Objective — In the listing below, find every line containing "this" and copy it out.

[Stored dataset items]
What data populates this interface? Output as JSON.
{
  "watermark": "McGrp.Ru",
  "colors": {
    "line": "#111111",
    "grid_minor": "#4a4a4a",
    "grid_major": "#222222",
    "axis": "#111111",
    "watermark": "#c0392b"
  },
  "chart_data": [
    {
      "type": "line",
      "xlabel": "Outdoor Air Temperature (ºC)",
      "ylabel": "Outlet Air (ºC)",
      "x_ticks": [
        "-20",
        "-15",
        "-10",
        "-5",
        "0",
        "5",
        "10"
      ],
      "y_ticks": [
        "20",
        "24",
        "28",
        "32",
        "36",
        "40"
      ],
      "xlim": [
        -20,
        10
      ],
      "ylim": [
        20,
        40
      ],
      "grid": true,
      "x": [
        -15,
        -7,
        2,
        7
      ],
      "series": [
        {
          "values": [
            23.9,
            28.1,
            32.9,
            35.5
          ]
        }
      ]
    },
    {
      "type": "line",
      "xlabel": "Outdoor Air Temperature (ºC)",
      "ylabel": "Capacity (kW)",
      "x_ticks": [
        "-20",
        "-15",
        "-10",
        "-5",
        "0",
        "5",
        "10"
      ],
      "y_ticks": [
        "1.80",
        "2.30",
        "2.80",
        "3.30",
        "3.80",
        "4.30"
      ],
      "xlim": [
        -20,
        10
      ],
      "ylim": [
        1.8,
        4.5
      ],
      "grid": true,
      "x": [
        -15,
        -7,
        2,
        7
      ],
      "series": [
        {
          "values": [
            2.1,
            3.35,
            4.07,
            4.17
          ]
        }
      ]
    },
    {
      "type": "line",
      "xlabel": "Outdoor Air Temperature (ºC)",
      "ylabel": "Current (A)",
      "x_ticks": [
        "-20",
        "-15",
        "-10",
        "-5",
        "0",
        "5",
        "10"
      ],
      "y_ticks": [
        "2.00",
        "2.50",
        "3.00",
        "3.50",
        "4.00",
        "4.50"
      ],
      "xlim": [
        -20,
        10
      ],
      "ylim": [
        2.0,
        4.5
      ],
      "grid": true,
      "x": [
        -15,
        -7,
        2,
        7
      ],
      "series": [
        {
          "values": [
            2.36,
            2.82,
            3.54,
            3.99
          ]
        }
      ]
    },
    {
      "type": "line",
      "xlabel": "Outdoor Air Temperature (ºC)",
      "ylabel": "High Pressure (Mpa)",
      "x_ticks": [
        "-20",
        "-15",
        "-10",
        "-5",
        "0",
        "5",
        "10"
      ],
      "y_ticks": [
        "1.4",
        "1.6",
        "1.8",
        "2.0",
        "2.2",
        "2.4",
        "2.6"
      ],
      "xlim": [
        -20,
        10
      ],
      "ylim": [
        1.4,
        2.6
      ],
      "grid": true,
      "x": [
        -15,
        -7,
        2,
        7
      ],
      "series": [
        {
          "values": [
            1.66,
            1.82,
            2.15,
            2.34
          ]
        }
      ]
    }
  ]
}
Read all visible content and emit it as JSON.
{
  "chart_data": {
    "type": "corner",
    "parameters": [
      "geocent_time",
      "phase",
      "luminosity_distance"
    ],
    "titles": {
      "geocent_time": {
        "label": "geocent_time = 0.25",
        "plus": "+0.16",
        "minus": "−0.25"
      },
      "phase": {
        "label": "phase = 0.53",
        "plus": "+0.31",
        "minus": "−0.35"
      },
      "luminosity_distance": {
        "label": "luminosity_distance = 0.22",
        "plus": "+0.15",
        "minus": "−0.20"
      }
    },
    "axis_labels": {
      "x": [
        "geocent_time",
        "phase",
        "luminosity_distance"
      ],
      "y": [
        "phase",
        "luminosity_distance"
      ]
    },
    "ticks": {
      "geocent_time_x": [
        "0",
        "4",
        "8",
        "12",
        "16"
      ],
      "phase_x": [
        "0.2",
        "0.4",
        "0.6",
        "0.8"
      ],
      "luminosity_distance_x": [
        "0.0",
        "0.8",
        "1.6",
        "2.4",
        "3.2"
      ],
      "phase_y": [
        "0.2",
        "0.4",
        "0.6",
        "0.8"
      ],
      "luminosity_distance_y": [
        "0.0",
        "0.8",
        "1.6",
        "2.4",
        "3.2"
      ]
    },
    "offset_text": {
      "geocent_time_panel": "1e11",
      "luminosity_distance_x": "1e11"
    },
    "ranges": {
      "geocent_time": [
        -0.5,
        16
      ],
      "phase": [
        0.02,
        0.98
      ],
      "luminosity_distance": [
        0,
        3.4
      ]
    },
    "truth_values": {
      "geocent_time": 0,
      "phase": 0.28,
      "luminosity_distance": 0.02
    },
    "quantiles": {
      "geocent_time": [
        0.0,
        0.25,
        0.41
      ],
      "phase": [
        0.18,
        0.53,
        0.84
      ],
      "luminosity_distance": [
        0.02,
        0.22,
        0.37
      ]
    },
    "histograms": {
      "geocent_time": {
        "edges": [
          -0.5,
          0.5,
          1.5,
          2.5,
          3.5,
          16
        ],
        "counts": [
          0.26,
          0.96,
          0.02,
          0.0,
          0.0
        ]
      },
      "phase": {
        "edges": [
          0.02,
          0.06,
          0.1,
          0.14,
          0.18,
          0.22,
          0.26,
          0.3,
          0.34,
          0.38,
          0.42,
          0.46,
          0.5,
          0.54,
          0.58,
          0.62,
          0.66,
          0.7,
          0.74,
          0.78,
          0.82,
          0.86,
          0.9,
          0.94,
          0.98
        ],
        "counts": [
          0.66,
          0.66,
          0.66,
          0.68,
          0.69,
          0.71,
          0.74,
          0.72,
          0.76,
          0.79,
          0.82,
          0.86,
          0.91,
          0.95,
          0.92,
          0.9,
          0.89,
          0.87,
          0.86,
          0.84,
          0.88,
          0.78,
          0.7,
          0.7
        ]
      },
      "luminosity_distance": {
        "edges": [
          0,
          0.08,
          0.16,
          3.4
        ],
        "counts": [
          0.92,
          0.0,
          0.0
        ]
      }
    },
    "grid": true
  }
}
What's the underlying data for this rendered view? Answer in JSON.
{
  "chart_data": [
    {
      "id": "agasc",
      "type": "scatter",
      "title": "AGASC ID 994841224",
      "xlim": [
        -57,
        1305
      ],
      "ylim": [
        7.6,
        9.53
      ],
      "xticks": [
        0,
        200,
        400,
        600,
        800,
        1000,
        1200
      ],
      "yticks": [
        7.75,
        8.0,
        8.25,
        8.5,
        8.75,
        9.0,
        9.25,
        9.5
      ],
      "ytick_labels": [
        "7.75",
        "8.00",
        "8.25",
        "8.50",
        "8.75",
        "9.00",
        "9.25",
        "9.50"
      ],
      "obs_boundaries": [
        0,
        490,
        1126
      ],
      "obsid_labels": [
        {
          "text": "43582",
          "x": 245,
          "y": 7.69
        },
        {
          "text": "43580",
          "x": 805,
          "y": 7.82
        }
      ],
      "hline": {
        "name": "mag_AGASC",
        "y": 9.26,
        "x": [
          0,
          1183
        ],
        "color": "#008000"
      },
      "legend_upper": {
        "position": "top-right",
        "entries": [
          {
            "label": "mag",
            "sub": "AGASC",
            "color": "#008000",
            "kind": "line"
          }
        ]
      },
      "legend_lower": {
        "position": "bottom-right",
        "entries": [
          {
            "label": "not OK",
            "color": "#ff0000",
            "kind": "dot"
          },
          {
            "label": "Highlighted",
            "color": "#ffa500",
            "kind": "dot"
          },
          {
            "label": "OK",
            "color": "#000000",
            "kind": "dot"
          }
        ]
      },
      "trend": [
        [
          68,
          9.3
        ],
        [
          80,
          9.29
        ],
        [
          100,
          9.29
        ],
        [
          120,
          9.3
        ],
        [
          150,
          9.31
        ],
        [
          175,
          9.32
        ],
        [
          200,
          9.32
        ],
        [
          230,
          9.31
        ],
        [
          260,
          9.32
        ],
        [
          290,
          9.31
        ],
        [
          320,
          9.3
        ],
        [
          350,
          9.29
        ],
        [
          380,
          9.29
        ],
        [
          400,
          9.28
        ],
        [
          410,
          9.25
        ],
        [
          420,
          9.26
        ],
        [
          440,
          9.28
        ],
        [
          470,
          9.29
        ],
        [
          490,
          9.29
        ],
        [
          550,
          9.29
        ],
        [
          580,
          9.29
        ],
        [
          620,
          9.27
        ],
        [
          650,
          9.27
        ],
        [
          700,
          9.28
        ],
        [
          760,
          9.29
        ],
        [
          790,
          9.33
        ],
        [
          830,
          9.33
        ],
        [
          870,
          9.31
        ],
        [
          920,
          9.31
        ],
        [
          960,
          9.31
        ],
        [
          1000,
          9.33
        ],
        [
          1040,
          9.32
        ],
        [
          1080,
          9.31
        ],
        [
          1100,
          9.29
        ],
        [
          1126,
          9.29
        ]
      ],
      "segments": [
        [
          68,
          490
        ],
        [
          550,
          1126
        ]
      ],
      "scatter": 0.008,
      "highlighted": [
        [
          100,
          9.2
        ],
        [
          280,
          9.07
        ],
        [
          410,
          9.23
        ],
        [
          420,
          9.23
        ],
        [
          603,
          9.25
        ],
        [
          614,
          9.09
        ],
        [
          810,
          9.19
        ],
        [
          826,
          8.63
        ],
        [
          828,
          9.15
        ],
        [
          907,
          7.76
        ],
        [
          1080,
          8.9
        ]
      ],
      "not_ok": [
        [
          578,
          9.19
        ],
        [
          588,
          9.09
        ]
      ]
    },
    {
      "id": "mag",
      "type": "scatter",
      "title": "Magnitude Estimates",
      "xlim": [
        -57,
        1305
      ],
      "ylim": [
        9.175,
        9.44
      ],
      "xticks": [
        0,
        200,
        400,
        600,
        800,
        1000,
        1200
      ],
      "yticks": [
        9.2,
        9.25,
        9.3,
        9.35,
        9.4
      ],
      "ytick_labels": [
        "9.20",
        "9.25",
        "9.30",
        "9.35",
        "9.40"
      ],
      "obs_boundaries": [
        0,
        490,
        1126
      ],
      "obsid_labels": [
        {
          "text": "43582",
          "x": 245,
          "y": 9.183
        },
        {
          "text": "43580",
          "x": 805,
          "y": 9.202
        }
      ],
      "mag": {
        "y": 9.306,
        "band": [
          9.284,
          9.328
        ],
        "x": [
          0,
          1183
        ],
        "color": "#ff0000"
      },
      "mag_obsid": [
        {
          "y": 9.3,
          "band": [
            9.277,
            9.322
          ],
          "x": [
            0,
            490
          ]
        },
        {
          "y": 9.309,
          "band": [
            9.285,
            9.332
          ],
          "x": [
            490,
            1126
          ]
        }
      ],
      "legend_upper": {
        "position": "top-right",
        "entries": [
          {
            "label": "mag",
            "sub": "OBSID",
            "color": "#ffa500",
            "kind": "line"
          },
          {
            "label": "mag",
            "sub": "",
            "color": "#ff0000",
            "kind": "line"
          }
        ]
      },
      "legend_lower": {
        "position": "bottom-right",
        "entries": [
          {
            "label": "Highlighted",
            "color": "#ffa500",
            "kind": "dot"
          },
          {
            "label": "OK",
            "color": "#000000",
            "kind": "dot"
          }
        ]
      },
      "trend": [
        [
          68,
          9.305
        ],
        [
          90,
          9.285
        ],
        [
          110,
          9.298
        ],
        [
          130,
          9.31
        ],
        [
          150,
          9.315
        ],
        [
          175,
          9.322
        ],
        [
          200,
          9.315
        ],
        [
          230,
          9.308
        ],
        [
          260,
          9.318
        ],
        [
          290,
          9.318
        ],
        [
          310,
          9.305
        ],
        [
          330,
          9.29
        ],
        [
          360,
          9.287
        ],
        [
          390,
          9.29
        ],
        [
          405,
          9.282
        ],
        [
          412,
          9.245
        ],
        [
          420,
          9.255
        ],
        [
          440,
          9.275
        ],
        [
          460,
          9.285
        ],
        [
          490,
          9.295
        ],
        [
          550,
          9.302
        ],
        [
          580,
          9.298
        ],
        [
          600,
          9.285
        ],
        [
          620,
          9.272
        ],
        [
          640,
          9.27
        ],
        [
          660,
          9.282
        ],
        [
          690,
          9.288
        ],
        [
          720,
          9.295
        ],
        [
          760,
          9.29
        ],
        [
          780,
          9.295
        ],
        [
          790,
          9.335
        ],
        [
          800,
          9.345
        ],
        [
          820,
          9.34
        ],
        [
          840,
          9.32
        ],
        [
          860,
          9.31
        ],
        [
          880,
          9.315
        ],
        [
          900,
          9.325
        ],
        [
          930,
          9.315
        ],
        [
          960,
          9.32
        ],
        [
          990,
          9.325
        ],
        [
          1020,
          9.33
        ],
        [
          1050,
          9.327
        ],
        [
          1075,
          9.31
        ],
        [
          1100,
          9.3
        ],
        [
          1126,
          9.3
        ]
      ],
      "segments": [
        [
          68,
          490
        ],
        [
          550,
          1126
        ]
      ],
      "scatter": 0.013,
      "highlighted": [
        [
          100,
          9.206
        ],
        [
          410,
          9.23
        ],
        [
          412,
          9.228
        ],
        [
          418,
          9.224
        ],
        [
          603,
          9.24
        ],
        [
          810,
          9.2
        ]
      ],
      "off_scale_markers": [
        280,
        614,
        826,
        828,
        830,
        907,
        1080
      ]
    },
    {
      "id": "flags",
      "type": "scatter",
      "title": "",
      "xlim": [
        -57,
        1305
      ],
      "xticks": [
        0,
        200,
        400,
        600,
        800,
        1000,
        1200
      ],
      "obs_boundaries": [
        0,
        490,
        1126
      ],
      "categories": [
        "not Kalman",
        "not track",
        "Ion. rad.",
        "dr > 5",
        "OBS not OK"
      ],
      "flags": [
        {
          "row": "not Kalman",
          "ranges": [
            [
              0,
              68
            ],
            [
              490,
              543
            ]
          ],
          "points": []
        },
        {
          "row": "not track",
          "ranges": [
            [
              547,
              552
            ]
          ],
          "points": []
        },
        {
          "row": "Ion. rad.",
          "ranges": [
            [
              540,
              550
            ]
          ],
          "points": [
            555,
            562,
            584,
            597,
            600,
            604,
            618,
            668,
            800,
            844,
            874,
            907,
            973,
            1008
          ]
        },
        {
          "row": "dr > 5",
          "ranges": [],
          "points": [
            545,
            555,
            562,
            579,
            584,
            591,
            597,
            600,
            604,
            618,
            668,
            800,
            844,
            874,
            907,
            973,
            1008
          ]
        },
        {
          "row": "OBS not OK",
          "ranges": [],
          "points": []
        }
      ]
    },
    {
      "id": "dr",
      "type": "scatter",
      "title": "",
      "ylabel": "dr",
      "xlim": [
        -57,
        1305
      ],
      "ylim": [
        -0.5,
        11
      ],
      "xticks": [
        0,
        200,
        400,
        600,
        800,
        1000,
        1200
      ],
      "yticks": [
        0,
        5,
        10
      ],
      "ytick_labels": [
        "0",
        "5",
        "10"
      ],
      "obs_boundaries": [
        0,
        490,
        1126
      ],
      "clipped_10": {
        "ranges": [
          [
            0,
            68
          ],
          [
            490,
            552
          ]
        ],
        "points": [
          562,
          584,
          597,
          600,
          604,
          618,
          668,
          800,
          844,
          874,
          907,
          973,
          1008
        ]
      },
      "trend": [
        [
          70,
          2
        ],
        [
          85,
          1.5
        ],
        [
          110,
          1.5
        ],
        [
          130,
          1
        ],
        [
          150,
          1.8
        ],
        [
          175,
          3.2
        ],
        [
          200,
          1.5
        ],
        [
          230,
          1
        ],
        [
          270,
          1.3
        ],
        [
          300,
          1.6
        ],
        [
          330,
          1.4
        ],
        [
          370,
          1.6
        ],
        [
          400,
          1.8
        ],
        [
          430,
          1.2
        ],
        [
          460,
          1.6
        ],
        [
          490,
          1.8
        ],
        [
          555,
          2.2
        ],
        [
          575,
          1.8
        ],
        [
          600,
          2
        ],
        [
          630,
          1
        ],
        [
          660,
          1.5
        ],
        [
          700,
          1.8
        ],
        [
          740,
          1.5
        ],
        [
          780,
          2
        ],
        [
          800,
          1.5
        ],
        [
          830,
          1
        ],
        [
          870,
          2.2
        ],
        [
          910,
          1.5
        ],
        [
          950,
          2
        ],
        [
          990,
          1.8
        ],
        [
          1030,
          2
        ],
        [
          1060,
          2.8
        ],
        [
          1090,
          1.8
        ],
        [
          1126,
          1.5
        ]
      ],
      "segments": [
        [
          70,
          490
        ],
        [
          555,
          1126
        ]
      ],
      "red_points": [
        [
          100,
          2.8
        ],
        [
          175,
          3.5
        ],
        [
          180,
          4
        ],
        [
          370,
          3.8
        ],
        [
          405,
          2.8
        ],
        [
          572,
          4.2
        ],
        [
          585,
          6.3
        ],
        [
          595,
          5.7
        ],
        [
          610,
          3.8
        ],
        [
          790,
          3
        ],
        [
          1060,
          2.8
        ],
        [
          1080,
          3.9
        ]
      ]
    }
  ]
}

Final result —
What data populates this interface? Output as JSON.
What's the underlying data for this rendered view? Answer in JSON.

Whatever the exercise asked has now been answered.